▶ Record set
>> begin
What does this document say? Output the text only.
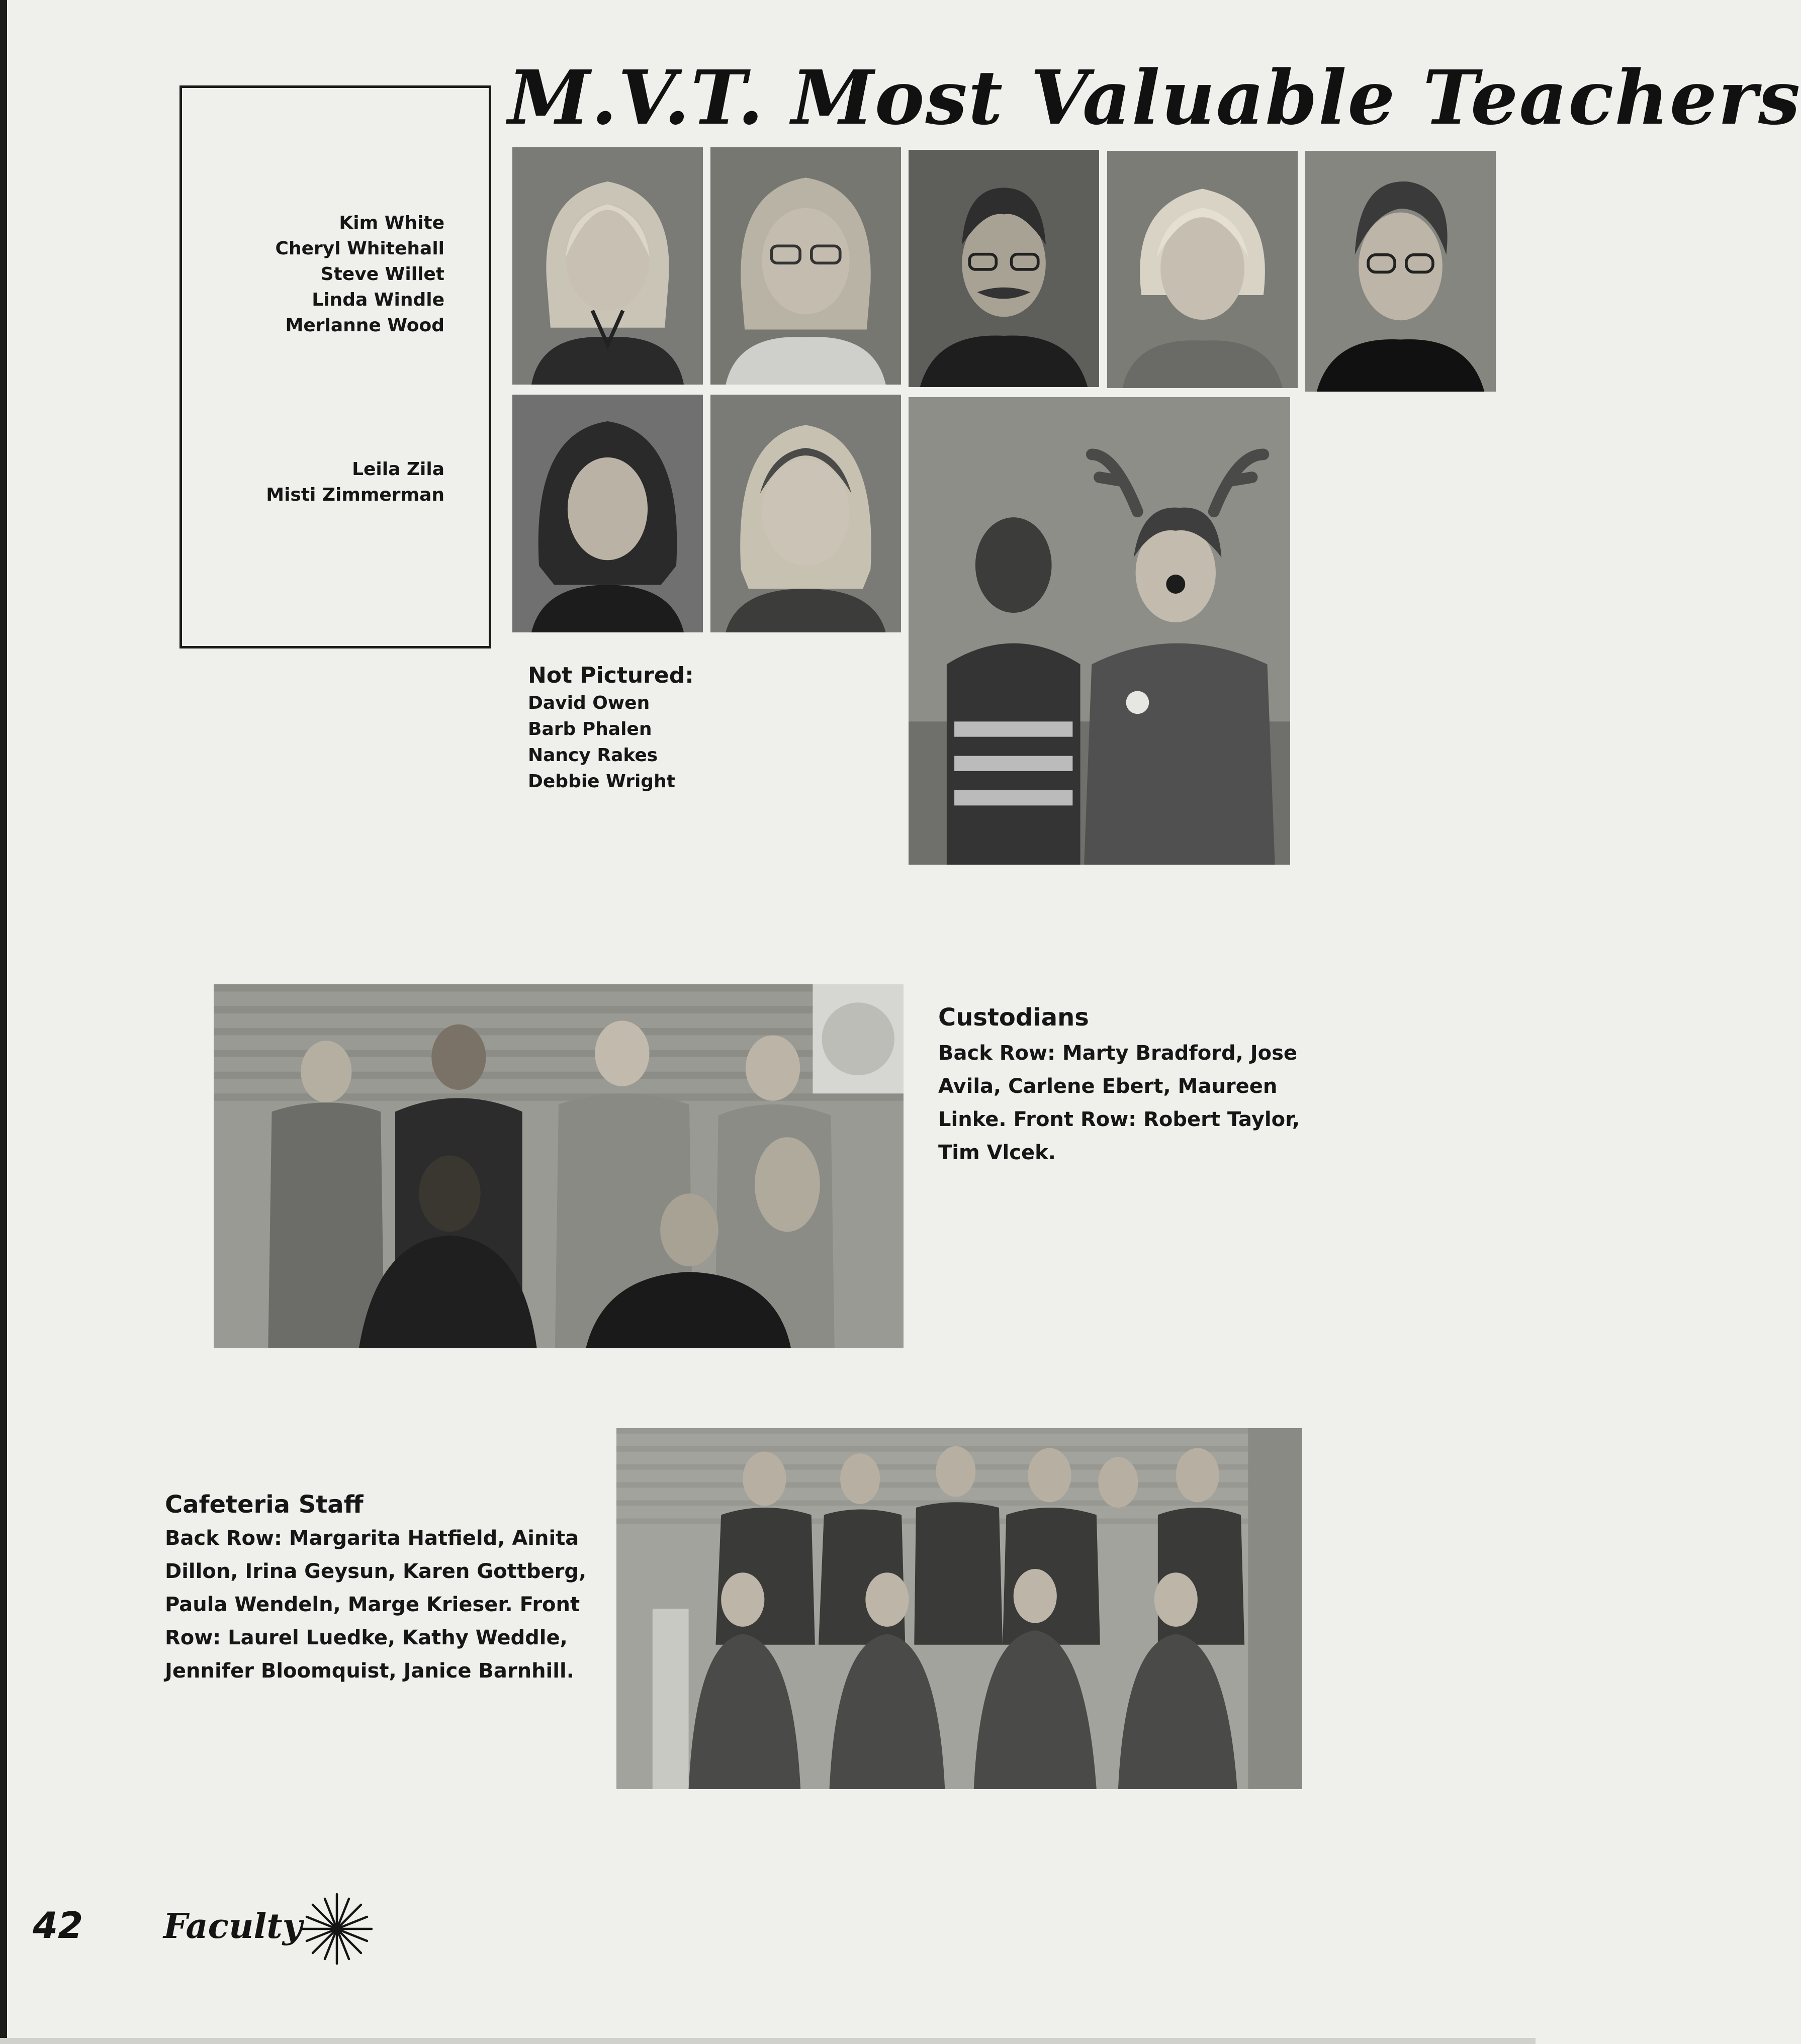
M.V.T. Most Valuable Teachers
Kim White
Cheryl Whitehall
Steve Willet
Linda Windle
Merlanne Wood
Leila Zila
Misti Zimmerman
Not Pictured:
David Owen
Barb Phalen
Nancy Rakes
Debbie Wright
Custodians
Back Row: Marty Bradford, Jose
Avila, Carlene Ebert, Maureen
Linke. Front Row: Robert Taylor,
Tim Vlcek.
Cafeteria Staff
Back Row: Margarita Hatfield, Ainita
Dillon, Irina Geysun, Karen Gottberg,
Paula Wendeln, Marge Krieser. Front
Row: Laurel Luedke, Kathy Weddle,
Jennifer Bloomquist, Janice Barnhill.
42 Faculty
>> end
>> begin
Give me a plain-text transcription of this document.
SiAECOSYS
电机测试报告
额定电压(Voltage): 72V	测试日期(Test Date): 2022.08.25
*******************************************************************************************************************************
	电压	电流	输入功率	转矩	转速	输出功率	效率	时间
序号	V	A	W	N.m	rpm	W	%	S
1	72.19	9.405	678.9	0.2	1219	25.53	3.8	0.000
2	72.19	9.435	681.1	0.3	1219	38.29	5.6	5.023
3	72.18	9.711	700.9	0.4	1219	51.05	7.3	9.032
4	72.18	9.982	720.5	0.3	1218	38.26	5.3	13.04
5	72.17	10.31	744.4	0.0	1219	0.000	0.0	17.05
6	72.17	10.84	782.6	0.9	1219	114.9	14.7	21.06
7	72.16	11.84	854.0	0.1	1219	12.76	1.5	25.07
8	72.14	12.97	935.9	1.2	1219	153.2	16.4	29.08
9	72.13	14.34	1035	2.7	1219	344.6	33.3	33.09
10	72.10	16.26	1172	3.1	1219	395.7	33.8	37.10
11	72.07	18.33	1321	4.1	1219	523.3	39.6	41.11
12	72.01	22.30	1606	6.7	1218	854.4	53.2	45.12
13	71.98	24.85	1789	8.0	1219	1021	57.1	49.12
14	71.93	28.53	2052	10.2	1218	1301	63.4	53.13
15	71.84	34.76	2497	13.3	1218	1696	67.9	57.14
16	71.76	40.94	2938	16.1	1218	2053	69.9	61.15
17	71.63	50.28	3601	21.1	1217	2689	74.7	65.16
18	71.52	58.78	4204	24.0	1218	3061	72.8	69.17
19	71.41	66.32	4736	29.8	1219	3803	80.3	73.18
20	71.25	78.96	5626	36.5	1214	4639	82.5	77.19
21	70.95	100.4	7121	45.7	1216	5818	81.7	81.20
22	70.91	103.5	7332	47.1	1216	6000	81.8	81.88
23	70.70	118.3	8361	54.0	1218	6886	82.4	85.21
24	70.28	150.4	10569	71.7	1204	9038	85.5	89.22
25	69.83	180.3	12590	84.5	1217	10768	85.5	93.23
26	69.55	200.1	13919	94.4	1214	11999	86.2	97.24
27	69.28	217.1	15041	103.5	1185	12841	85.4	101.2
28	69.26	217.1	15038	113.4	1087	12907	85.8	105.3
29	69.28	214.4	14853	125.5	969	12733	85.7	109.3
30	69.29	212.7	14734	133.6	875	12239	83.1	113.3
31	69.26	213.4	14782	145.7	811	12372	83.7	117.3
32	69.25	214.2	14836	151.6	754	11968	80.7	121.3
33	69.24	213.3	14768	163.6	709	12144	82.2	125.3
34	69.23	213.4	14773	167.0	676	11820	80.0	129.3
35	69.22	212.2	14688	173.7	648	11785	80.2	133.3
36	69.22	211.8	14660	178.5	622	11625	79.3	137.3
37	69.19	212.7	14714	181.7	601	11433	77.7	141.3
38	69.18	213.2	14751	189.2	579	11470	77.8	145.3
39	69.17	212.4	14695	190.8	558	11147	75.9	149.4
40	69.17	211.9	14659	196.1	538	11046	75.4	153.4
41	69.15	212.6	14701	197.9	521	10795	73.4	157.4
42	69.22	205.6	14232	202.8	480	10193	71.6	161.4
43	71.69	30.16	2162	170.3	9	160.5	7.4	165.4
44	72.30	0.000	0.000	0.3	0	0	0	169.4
>> end
▶ Task goal
Return only the number of lines in the data that contain "Back".

▶ Exercise response
2